• _Stored data entries_
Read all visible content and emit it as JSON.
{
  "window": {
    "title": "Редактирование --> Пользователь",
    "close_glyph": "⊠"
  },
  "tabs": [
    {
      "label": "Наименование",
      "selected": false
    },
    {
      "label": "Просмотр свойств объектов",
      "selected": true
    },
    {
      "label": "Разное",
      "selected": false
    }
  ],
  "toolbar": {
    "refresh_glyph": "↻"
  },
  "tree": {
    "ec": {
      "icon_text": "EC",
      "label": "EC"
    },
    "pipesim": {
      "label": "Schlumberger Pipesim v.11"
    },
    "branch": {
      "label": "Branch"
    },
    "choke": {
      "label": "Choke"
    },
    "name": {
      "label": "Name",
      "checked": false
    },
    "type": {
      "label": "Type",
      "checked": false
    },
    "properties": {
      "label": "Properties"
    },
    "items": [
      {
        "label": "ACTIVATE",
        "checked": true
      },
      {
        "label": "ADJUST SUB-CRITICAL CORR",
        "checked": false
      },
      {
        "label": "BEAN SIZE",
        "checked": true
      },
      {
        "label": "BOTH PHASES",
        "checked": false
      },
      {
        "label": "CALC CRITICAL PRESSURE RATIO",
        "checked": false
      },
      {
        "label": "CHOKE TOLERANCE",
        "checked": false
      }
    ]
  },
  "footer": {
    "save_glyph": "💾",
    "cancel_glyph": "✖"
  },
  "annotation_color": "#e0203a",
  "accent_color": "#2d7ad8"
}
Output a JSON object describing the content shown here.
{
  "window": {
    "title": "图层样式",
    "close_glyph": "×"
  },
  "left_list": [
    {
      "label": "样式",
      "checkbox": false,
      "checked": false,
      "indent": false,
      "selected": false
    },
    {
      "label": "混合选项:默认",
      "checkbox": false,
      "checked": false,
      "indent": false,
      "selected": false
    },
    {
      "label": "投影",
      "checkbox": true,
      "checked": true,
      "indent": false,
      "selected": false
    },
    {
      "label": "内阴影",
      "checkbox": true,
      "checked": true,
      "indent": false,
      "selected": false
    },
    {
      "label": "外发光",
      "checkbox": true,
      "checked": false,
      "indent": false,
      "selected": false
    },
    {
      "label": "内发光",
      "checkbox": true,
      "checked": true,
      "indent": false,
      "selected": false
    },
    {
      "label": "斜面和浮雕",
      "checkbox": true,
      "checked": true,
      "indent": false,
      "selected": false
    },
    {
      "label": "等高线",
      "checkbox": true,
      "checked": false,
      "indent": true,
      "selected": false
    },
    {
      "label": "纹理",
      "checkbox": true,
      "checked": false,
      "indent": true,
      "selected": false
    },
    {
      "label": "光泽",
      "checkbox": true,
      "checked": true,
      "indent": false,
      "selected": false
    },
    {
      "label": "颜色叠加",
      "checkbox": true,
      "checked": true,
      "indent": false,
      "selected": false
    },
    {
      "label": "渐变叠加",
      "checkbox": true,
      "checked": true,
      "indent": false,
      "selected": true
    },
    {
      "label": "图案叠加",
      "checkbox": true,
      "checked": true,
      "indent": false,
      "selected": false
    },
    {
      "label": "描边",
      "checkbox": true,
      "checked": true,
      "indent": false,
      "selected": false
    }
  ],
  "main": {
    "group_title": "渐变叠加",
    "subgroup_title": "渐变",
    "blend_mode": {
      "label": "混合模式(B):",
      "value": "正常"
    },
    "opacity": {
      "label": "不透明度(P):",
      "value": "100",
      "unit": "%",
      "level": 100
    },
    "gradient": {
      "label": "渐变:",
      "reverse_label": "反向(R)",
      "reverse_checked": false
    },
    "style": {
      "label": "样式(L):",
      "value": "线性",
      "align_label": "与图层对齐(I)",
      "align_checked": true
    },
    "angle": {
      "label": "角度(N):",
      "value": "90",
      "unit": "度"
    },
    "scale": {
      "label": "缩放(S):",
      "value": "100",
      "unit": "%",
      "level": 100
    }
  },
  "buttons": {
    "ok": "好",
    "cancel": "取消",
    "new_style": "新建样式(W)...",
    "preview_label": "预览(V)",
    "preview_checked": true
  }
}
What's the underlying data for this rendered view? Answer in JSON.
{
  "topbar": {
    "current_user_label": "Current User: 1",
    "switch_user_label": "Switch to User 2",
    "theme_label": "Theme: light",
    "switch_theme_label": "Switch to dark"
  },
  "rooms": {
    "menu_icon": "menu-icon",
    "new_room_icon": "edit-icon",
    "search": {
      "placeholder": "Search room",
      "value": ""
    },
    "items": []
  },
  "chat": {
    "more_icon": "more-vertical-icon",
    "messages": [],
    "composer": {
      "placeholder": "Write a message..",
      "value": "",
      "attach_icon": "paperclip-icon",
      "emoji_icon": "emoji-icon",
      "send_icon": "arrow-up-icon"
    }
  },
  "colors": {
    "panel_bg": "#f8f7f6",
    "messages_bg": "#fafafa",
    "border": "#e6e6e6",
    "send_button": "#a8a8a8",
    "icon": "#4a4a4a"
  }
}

• _EXERCISE GOAL_
Retype the records that precede this task, keeping them exactly the same.

• _RESPONSE BELOW_
Read all visible content and emit it as JSON.
{
  "window": {
    "title": "Редактирование --> Пользователь",
    "close_glyph": "⊠"
  },
  "tabs": [
    {
      "label": "Наименование",
      "selected": false
    },
    {
      "label": "Просмотр свойств объектов",
      "selected": true
    },
    {
      "label": "Разное",
      "selected": false
    }
  ],
  "toolbar": {
    "refresh_glyph": "↻"
  },
  "tree": {
    "ec": {
      "icon_text": "EC",
      "label": "EC"
    },
    "pipesim": {
      "label": "Schlumberger Pipesim v.11"
    },
    "branch": {
      "label": "Branch"
    },
    "choke": {
      "label": "Choke"
    },
    "name": {
      "label": "Name",
      "checked": false
    },
    "type": {
      "label": "Type",
      "checked": false
    },
    "properties": {
      "label": "Properties"
    },
    "items": [
      {
        "label": "ACTIVATE",
        "checked": true
      },
      {
        "label": "ADJUST SUB-CRITICAL CORR",
        "checked": false
      },
      {
        "label": "BEAN SIZE",
        "checked": true
      },
      {
        "label": "BOTH PHASES",
        "checked": false
      },
      {
        "label": "CALC CRITICAL PRESSURE RATIO",
        "checked": false
      },
      {
        "label": "CHOKE TOLERANCE",
        "checked": false
      }
    ]
  },
  "footer": {
    "save_glyph": "💾",
    "cancel_glyph": "✖"
  },
  "annotation_color": "#e0203a",
  "accent_color": "#2d7ad8"
}
Output a JSON object describing the content shown here.
{
  "window": {
    "title": "图层样式",
    "close_glyph": "×"
  },
  "left_list": [
    {
      "label": "样式",
      "checkbox": false,
      "checked": false,
      "indent": false,
      "selected": false
    },
    {
      "label": "混合选项:默认",
      "checkbox": false,
      "checked": false,
      "indent": false,
      "selected": false
    },
    {
      "label": "投影",
      "checkbox": true,
      "checked": true,
      "indent": false,
      "selected": false
    },
    {
      "label": "内阴影",
      "checkbox": true,
      "checked": true,
      "indent": false,
      "selected": false
    },
    {
      "label": "外发光",
      "checkbox": true,
      "checked": false,
      "indent": false,
      "selected": false
    },
    {
      "label": "内发光",
      "checkbox": true,
      "checked": true,
      "indent": false,
      "selected": false
    },
    {
      "label": "斜面和浮雕",
      "checkbox": true,
      "checked": true,
      "indent": false,
      "selected": false
    },
    {
      "label": "等高线",
      "checkbox": true,
      "checked": false,
      "indent": true,
      "selected": false
    },
    {
      "label": "纹理",
      "checkbox": true,
      "checked": false,
      "indent": true,
      "selected": false
    },
    {
      "label": "光泽",
      "checkbox": true,
      "checked": true,
      "indent": false,
      "selected": false
    },
    {
      "label": "颜色叠加",
      "checkbox": true,
      "checked": true,
      "indent": false,
      "selected": false
    },
    {
      "label": "渐变叠加",
      "checkbox": true,
      "checked": true,
      "indent": false,
      "selected": true
    },
    {
      "label": "图案叠加",
      "checkbox": true,
      "checked": true,
      "indent": false,
      "selected": false
    },
    {
      "label": "描边",
      "checkbox": true,
      "checked": true,
      "indent": false,
      "selected": false
    }
  ],
  "main": {
    "group_title": "渐变叠加",
    "subgroup_title": "渐变",
    "blend_mode": {
      "label": "混合模式(B):",
      "value": "正常"
    },
    "opacity": {
      "label": "不透明度(P):",
      "value": "100",
      "unit": "%",
      "level": 100
    },
    "gradient": {
      "label": "渐变:",
      "reverse_label": "反向(R)",
      "reverse_checked": false
    },
    "style": {
      "label": "样式(L):",
      "value": "线性",
      "align_label": "与图层对齐(I)",
      "align_checked": true
    },
    "angle": {
      "label": "角度(N):",
      "value": "90",
      "unit": "度"
    },
    "scale": {
      "label": "缩放(S):",
      "value": "100",
      "unit": "%",
      "level": 100
    }
  },
  "buttons": {
    "ok": "好",
    "cancel": "取消",
    "new_style": "新建样式(W)...",
    "preview_label": "预览(V)",
    "preview_checked": true
  }
}
What's the underlying data for this rendered view? Answer in JSON.
{
  "topbar": {
    "current_user_label": "Current User: 1",
    "switch_user_label": "Switch to User 2",
    "theme_label": "Theme: light",
    "switch_theme_label": "Switch to dark"
  },
  "rooms": {
    "menu_icon": "menu-icon",
    "new_room_icon": "edit-icon",
    "search": {
      "placeholder": "Search room",
      "value": ""
    },
    "items": []
  },
  "chat": {
    "more_icon": "more-vertical-icon",
    "messages": [],
    "composer": {
      "placeholder": "Write a message..",
      "value": "",
      "attach_icon": "paperclip-icon",
      "emoji_icon": "emoji-icon",
      "send_icon": "arrow-up-icon"
    }
  },
  "colors": {
    "panel_bg": "#f8f7f6",
    "messages_bg": "#fafafa",
    "border": "#e6e6e6",
    "send_button": "#a8a8a8",
    "icon": "#4a4a4a"
  }
}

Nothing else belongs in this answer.